Data excerpts:
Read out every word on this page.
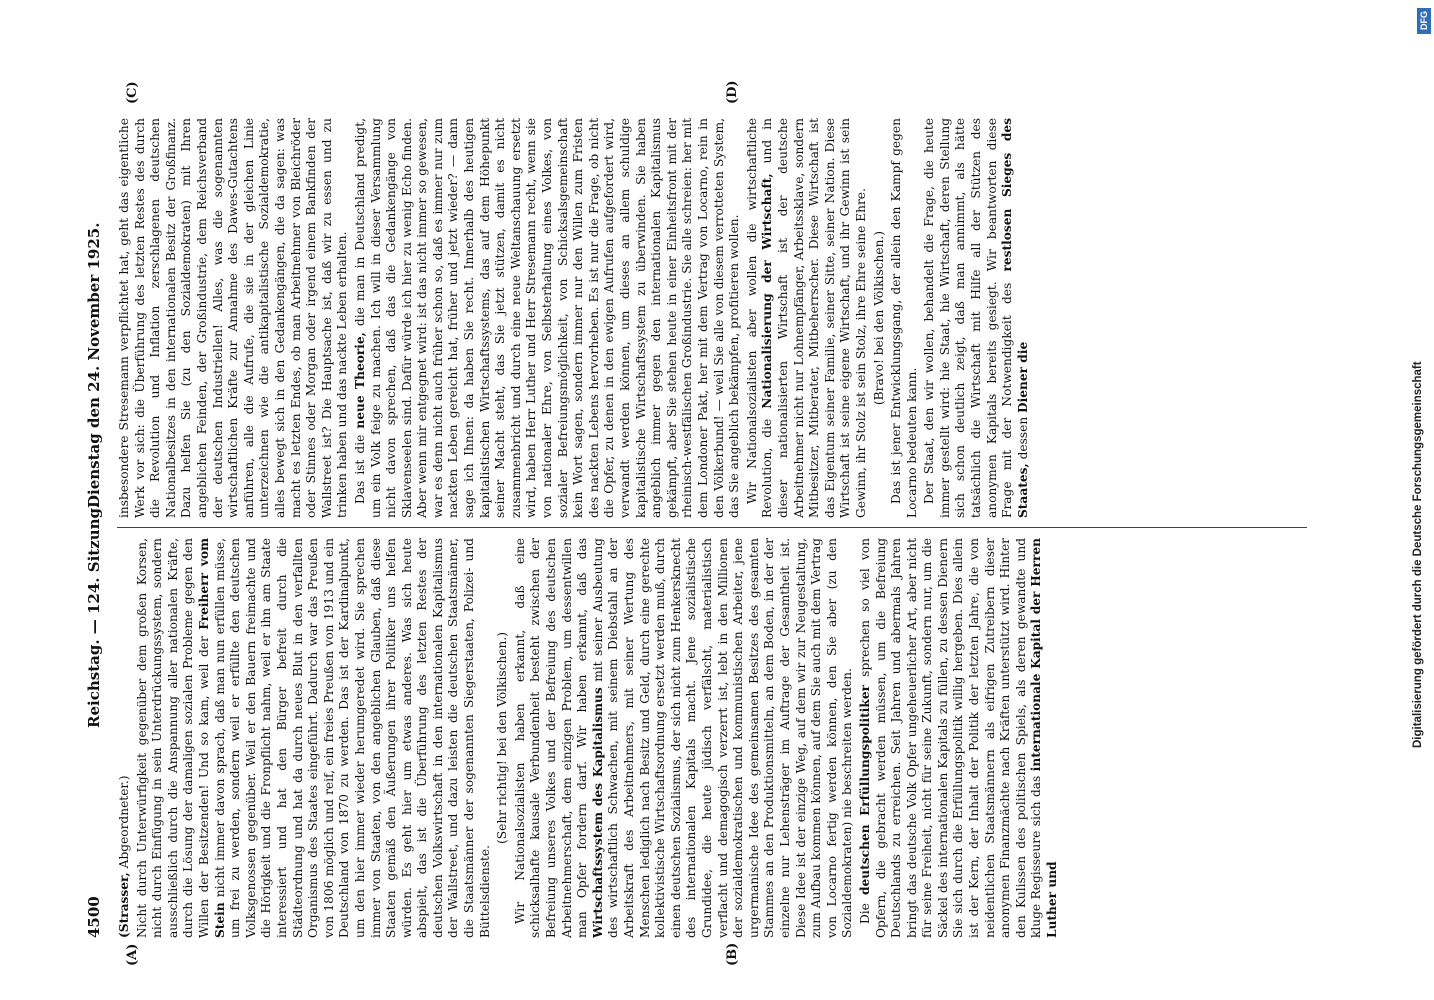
4500
Reichstag. — 124. Sitzung.
Dienstag den 24. November 1925.
(A)	(B)
(C)	(D)

(Strasser, Abgeordneter.) Nicht durch Unterwürfigkeit gegenüber dem großen Korsen, nicht durch Einfügung in sein Unterdrückungssystem, sondern ausschließlich durch die Anspannung aller nationalen Kräfte, durch die Lösung der damaligen sozialen Probleme gegen den Willen der Besitzenden! Und so kam, weil der Freiherr vom Stein nicht immer davon sprach, daß man nun erfüllen müsse, um frei zu werden, sondern weil er erfüllte den deutschen Volksgenossen gegenüber. Weil er den Bauern freimachte und die Hörigkeit und die Fronpflicht nahm, weil er ihn am Staate interessiert und hat den Bürger befreit durch die Städteordnung und hat da durch neues Blut in den verfallten Organismus des Staates eingeführt. Dadurch war das Preußen von 1806 möglich und reif, ein freies Preußen von 1913 und ein Deutschland von 1870 zu werden. Das ist der Kardinalpunkt, um den hier immer wieder herumgeredet wird. Sie sprechen immer von Staaten, von den angeblichen Glauben, daß diese Staaten gemäß den Äußerungen ihrer Politiker uns helfen würden. Es geht hier um etwas anderes. Was sich heute abspielt, das ist die Überführung des letzten Restes der deutschen Volkswirtschaft in den internationalen Kapitalismus der Wallstreet, und dazu leisten die deutschen Staatsmänner, die Staatsmänner der sogenannten Siegerstaaten, Polizei- und Büttelsdienste.

(Sehr richtig! bei den Völkischen.) Wir Nationalsozialisten haben erkannt, daß eine schicksalhafte kausale Verbundenheit besteht zwischen der Befreiung unseres Volkes und der Befreiung des deutschen Arbeitnehmerschaft, dem einzigen Problem, um dessentwillen man Opfer fordern darf. Wir haben erkannt, daß das Wirtschaftssystem des Kapitalismus mit seiner Ausbeutung des wirtschaftlich Schwachen, mit seinem Diebstahl an der Arbeitskraft des Arbeitnehmers, mit seiner Wertung des Menschen lediglich nach Besitz und Geld, durch eine gerechte kollektivistische Wirtschaftsordnung ersetzt werden muß, durch einen deutschen Sozialismus, der sich nicht zum Henkersknecht des internationalen Kapitals macht. Jene sozialistische Grundidee, die heute jüdisch verfälscht, materialistisch verflacht und demagogisch verzerrt ist, lebt in den Millionen der sozialdemokratischen und kommunistischen Arbeiter, jene urgermanische Idee des gemeinsamen Besitzes des gesamten Stammes an den Produktionsmitteln, an dem Boden, in der der einzelne nur Lehensträger im Auftrage der Gesamtheit ist. Diese Idee ist der einzige Weg, auf dem wir zur Neugestaltung, zum Aufbau kommen können, auf dem Sie auch mit dem Vertrag von Locarno fertig werden können, den Sie aber (zu den Sozialdemokraten) nie beschreiten werden. Die deutschen Erfüllungspolitiker sprechen so viel von Opfern, die gebracht werden müssen, um die Befreiung Deutschlands zu erreichen. Seit Jahren und abermals Jahren bringt das deutsche Volk Opfer ungeheuerlicher Art, aber nicht für seine Freiheit, nicht für seine Zukunft, sondern nur, um die Säckel des internationalen Kapitals zu füllen, zu dessen Dienern Sie sich durch die Erfüllungspolitik willig hergeben. Dies allein ist der Kern, der Inhalt der Politik der letzten Jahre, die von neidentlichen Staatsmännern als eifrigen Zutreibern dieser anonymen Finanzmächte nach Kräften unterstützt wird. Hinter den Kulissen des politischen Spiels, als deren gewandte und kluge Regisseure sich das internationale Kapital der Herren Luther und

insbesondere Stresemann verpflichtet hat, geht das eigentliche Werk vor sich: die Überführung des letzten Restes des durch die Revolution und Inflation zerschlagenen deutschen Nationalbesitzes in den internationalen Besitz der Großfinanz. Dazu helfen Sie (zu den Sozialdemokraten) mit Ihren angeblichen Feinden, der Großindustrie, dem Reichsverband der deutschen Industriellen! Alles, was die sogenannten wirtschaftlichen Kräfte zur Annahme des Dawes-Gutachtens anführen, alle die Aufrufe, die sie in der gleichen Linie unterzeichnen wie die antikapitalistische Sozialdemokratie, alles bewegt sich in den Gedankengängen, die da sagen: was macht es letzten Endes, ob man Arbeitnehmer von Bleichröder oder Stinnes oder Morgan oder irgend einem Bankfinden der Wallstreet ist? Die Hauptsache ist, daß wir zu essen und zu trinken haben und das nackte Leben erhalten. Das ist die neue Theorie, die man in Deutschland predigt, um ein Volk feige zu machen. Ich will in dieser Versammlung nicht davon sprechen, daß das die Gedankengänge von Sklavenseelen sind. Dafür würde ich hier zu wenig Echo finden. Aber wenn mir entgegnet wird: ist das nicht immer so gewesen, war es denn nicht auch früher schon so, daß es immer nur zum nackten Leben gereicht hat, früher und jetzt wieder? — dann sage ich Ihnen: da haben Sie recht. Innerhalb des heutigen kapitalistischen Wirtschaftssystems, das auf dem Höhepunkt seiner Macht steht, das Sie jetzt stützen, damit es nicht zusammenbricht und durch eine neue Weltanschauung ersetzt wird, haben Herr Luther und Herr Stresemann recht, wenn sie von nationaler Ehre, von Selbsterhaltung eines Volkes, von sozialer Befreiungsmöglichkeit, von Schicksalsgemeinschaft kein Wort sagen, sondern immer nur den Willen zum Fristen des nackten Lebens hervorheben. Es ist nur die Frage, ob nicht die Opfer, zu denen in den ewigen Aufrufen aufgefordert wird, verwandt werden können, um dieses an allem schuldige kapitalistische Wirtschaftssystem zu überwinden. Sie haben angeblich immer gegen den internationalen Kapitalismus gekämpft, aber Sie stehen heute in einer Einheitsfront mit der rheinisch-westfälischen Großindustrie. Sie alle schreien: her mit dem Londoner Pakt, her mit dem Vertrag von Locarno, rein in den Völkerbund! — weil Sie alle von diesem verrotteten System, das Sie angeblich bekämpfen, profitieren wollen. Wir Nationalsozialisten aber wollen die wirtschaftliche Revolution, die Nationalisierung der Wirtschaft, und in dieser nationalisierten Wirtschaft ist der deutsche Arbeitnehmer nicht nur Lohnempfänger, Arbeitssklave, sondern Mitbesitzer, Mitberater, Mitbeherrscher. Diese Wirtschaft ist das Eigentum seiner Familie, seiner Sitte, seiner Nation. Diese Wirtschaft ist seine eigene Wirtschaft, und ihr Gewinn ist sein Gewinn, ihr Stolz ist sein Stolz, ihre Ehre seine Ehre. (Bravo! bei den Völkischen.) Das ist jener Entwicklungsgang, der allein den Kampf gegen Locarno bedeuten kann. Der Staat, den wir wollen, behandelt die Frage, die heute immer gestellt wird: hie Staat, hie Wirtschaft, deren Stellung sich schon deutlich zeigt, daß man annimmt, als hätte tatsächlich die Wirtschaft mit Hilfe all der Stützen des anonymen Kapitals bereits gesiegt. Wir beantworten diese Frage mit der Notwendigkeit des restlosen Sieges des Staates, dessen Diener die

DFG
Digitalisierung gefördert durch die Deutsche Forschungsgemeinschaft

What the task asks: Without including any pictures, print each record exactly.

Answer to the task:
Read out every word on this page.
4500
Reichstag. — 124. Sitzung.
Dienstag den 24. November 1925.
(A)	(B)
(C)	(D)

(Strasser, Abgeordneter.) Nicht durch Unterwürfigkeit gegenüber dem großen Korsen, nicht durch Einfügung in sein Unterdrückungssystem, sondern ausschließlich durch die Anspannung aller nationalen Kräfte, durch die Lösung der damaligen sozialen Probleme gegen den Willen der Besitzenden! Und so kam, weil der Freiherr vom Stein nicht immer davon sprach, daß man nun erfüllen müsse, um frei zu werden, sondern weil er erfüllte den deutschen Volksgenossen gegenüber. Weil er den Bauern freimachte und die Hörigkeit und die Fronpflicht nahm, weil er ihn am Staate interessiert und hat den Bürger befreit durch die Städteordnung und hat da durch neues Blut in den verfallten Organismus des Staates eingeführt. Dadurch war das Preußen von 1806 möglich und reif, ein freies Preußen von 1913 und ein Deutschland von 1870 zu werden. Das ist der Kardinalpunkt, um den hier immer wieder herumgeredet wird. Sie sprechen immer von Staaten, von den angeblichen Glauben, daß diese Staaten gemäß den Äußerungen ihrer Politiker uns helfen würden. Es geht hier um etwas anderes. Was sich heute abspielt, das ist die Überführung des letzten Restes der deutschen Volkswirtschaft in den internationalen Kapitalismus der Wallstreet, und dazu leisten die deutschen Staatsmänner, die Staatsmänner der sogenannten Siegerstaaten, Polizei- und Büttelsdienste.

(Sehr richtig! bei den Völkischen.) Wir Nationalsozialisten haben erkannt, daß eine schicksalhafte kausale Verbundenheit besteht zwischen der Befreiung unseres Volkes und der Befreiung des deutschen Arbeitnehmerschaft, dem einzigen Problem, um dessentwillen man Opfer fordern darf. Wir haben erkannt, daß das Wirtschaftssystem des Kapitalismus mit seiner Ausbeutung des wirtschaftlich Schwachen, mit seinem Diebstahl an der Arbeitskraft des Arbeitnehmers, mit seiner Wertung des Menschen lediglich nach Besitz und Geld, durch eine gerechte kollektivistische Wirtschaftsordnung ersetzt werden muß, durch einen deutschen Sozialismus, der sich nicht zum Henkersknecht des internationalen Kapitals macht. Jene sozialistische Grundidee, die heute jüdisch verfälscht, materialistisch verflacht und demagogisch verzerrt ist, lebt in den Millionen der sozialdemokratischen und kommunistischen Arbeiter, jene urgermanische Idee des gemeinsamen Besitzes des gesamten Stammes an den Produktionsmitteln, an dem Boden, in der der einzelne nur Lehensträger im Auftrage der Gesamtheit ist. Diese Idee ist der einzige Weg, auf dem wir zur Neugestaltung, zum Aufbau kommen können, auf dem Sie auch mit dem Vertrag von Locarno fertig werden können, den Sie aber (zu den Sozialdemokraten) nie beschreiten werden. Die deutschen Erfüllungspolitiker sprechen so viel von Opfern, die gebracht werden müssen, um die Befreiung Deutschlands zu erreichen. Seit Jahren und abermals Jahren bringt das deutsche Volk Opfer ungeheuerlicher Art, aber nicht für seine Freiheit, nicht für seine Zukunft, sondern nur, um die Säckel des internationalen Kapitals zu füllen, zu dessen Dienern Sie sich durch die Erfüllungspolitik willig hergeben. Dies allein ist der Kern, der Inhalt der Politik der letzten Jahre, die von neidentlichen Staatsmännern als eifrigen Zutreibern dieser anonymen Finanzmächte nach Kräften unterstützt wird. Hinter den Kulissen des politischen Spiels, als deren gewandte und kluge Regisseure sich das internationale Kapital der Herren Luther und

insbesondere Stresemann verpflichtet hat, geht das eigentliche Werk vor sich: die Überführung des letzten Restes des durch die Revolution und Inflation zerschlagenen deutschen Nationalbesitzes in den internationalen Besitz der Großfinanz. Dazu helfen Sie (zu den Sozialdemokraten) mit Ihren angeblichen Feinden, der Großindustrie, dem Reichsverband der deutschen Industriellen! Alles, was die sogenannten wirtschaftlichen Kräfte zur Annahme des Dawes-Gutachtens anführen, alle die Aufrufe, die sie in der gleichen Linie unterzeichnen wie die antikapitalistische Sozialdemokratie, alles bewegt sich in den Gedankengängen, die da sagen: was macht es letzten Endes, ob man Arbeitnehmer von Bleichröder oder Stinnes oder Morgan oder irgend einem Bankfinden der Wallstreet ist? Die Hauptsache ist, daß wir zu essen und zu trinken haben und das nackte Leben erhalten. Das ist die neue Theorie, die man in Deutschland predigt, um ein Volk feige zu machen. Ich will in dieser Versammlung nicht davon sprechen, daß das die Gedankengänge von Sklavenseelen sind. Dafür würde ich hier zu wenig Echo finden. Aber wenn mir entgegnet wird: ist das nicht immer so gewesen, war es denn nicht auch früher schon so, daß es immer nur zum nackten Leben gereicht hat, früher und jetzt wieder? — dann sage ich Ihnen: da haben Sie recht. Innerhalb des heutigen kapitalistischen Wirtschaftssystems, das auf dem Höhepunkt seiner Macht steht, das Sie jetzt stützen, damit es nicht zusammenbricht und durch eine neue Weltanschauung ersetzt wird, haben Herr Luther und Herr Stresemann recht, wenn sie von nationaler Ehre, von Selbsterhaltung eines Volkes, von sozialer Befreiungsmöglichkeit, von Schicksalsgemeinschaft kein Wort sagen, sondern immer nur den Willen zum Fristen des nackten Lebens hervorheben. Es ist nur die Frage, ob nicht die Opfer, zu denen in den ewigen Aufrufen aufgefordert wird, verwandt werden können, um dieses an allem schuldige kapitalistische Wirtschaftssystem zu überwinden. Sie haben angeblich immer gegen den internationalen Kapitalismus gekämpft, aber Sie stehen heute in einer Einheitsfront mit der rheinisch-westfälischen Großindustrie. Sie alle schreien: her mit dem Londoner Pakt, her mit dem Vertrag von Locarno, rein in den Völkerbund! — weil Sie alle von diesem verrotteten System, das Sie angeblich bekämpfen, profitieren wollen. Wir Nationalsozialisten aber wollen die wirtschaftliche Revolution, die Nationalisierung der Wirtschaft, und in dieser nationalisierten Wirtschaft ist der deutsche Arbeitnehmer nicht nur Lohnempfänger, Arbeitssklave, sondern Mitbesitzer, Mitberater, Mitbeherrscher. Diese Wirtschaft ist das Eigentum seiner Familie, seiner Sitte, seiner Nation. Diese Wirtschaft ist seine eigene Wirtschaft, und ihr Gewinn ist sein Gewinn, ihr Stolz ist sein Stolz, ihre Ehre seine Ehre. (Bravo! bei den Völkischen.) Das ist jener Entwicklungsgang, der allein den Kampf gegen Locarno bedeuten kann. Der Staat, den wir wollen, behandelt die Frage, die heute immer gestellt wird: hie Staat, hie Wirtschaft, deren Stellung sich schon deutlich zeigt, daß man annimmt, als hätte tatsächlich die Wirtschaft mit Hilfe all der Stützen des anonymen Kapitals bereits gesiegt. Wir beantworten diese Frage mit der Notwendigkeit des restlosen Sieges des Staates, dessen Diener die

DFG
Digitalisierung gefördert durch die Deutsche Forschungsgemeinschaft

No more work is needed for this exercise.